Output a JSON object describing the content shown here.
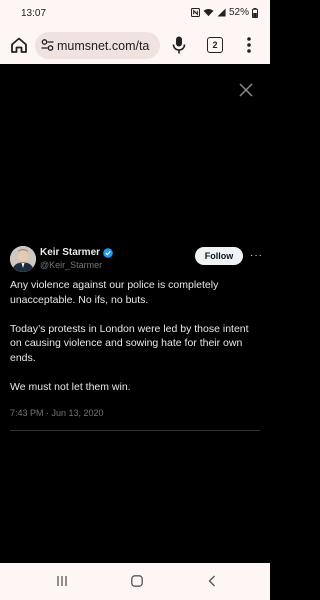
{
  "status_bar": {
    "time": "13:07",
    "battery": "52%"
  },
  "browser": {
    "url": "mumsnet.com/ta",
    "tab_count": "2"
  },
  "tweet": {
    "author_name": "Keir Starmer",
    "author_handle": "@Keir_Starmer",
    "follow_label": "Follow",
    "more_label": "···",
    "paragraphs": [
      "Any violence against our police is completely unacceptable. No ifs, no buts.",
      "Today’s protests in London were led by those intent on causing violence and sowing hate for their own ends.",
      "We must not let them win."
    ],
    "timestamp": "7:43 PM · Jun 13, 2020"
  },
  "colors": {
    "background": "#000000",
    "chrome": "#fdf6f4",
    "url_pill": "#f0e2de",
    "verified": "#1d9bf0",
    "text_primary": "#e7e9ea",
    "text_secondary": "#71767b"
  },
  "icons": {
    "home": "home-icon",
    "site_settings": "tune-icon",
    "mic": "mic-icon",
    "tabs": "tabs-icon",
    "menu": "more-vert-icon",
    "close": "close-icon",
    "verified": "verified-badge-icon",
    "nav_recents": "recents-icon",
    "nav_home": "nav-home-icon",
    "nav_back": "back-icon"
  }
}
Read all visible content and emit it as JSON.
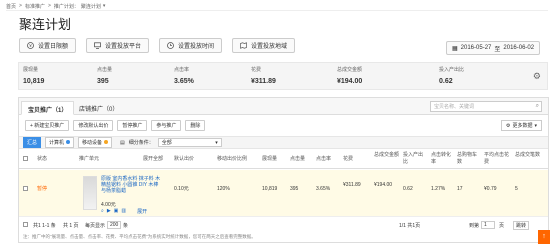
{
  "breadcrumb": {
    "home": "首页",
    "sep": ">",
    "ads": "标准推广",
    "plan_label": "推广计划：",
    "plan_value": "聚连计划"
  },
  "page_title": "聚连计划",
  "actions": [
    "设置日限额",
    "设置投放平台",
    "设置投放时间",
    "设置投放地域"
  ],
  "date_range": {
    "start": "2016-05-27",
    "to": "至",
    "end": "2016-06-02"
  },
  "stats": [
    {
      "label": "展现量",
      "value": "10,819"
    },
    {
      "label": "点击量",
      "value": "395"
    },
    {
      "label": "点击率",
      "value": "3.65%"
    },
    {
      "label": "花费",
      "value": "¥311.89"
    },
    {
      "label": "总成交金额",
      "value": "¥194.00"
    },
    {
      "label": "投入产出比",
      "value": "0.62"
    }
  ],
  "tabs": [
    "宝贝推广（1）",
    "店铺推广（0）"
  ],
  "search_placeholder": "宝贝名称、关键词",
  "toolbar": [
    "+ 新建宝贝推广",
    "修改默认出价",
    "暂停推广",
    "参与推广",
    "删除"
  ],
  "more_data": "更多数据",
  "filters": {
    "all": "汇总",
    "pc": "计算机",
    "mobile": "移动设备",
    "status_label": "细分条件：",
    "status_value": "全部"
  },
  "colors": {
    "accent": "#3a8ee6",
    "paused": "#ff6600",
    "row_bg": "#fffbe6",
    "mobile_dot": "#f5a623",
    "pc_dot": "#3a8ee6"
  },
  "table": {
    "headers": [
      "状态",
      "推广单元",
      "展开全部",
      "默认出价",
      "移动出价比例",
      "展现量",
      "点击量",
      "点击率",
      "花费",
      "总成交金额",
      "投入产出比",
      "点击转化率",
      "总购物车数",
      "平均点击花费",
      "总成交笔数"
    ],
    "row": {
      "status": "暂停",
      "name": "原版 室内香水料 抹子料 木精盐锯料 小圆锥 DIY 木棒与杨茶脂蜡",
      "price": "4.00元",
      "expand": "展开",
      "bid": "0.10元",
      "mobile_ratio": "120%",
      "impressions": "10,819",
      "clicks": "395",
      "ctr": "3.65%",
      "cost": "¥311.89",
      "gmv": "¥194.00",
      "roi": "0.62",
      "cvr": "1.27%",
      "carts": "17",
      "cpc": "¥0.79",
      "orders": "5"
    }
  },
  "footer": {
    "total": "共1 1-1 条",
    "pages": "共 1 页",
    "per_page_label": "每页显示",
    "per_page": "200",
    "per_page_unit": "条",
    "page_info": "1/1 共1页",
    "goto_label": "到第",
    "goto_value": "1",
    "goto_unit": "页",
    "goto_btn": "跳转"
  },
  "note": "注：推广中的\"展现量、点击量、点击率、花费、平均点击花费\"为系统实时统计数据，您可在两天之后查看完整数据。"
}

--*--

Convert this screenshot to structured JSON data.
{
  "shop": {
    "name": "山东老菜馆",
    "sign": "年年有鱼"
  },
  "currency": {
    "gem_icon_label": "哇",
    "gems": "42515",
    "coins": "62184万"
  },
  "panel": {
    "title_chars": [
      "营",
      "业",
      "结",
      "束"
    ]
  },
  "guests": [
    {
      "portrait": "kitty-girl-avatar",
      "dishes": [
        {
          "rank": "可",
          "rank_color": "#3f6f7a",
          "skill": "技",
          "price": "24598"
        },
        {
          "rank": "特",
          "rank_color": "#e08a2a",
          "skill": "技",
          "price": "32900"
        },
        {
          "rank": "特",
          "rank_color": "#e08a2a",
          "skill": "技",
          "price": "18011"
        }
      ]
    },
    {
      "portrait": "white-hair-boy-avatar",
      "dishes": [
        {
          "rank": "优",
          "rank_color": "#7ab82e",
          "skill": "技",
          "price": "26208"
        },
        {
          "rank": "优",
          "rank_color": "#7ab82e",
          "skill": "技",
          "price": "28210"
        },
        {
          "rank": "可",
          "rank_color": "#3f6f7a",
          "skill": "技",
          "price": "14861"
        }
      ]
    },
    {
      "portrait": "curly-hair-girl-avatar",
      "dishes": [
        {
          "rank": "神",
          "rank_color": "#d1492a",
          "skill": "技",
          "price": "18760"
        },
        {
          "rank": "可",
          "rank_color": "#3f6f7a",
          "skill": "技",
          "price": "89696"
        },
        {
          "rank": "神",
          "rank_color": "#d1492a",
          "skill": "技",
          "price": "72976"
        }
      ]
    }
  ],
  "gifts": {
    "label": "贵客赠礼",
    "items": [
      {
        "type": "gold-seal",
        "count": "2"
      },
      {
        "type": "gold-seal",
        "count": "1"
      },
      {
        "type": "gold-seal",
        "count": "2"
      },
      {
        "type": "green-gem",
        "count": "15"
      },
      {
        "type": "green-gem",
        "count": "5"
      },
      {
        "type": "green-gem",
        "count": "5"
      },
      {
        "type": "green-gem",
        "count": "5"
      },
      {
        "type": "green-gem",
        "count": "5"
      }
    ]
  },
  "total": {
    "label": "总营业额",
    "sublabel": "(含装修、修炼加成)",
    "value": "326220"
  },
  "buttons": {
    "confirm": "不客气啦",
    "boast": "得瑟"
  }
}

--*--

-- Given exercise --
Using the material above, state how many lines include the string "JSON". Answer with a single number.

-- Answer to the task --
3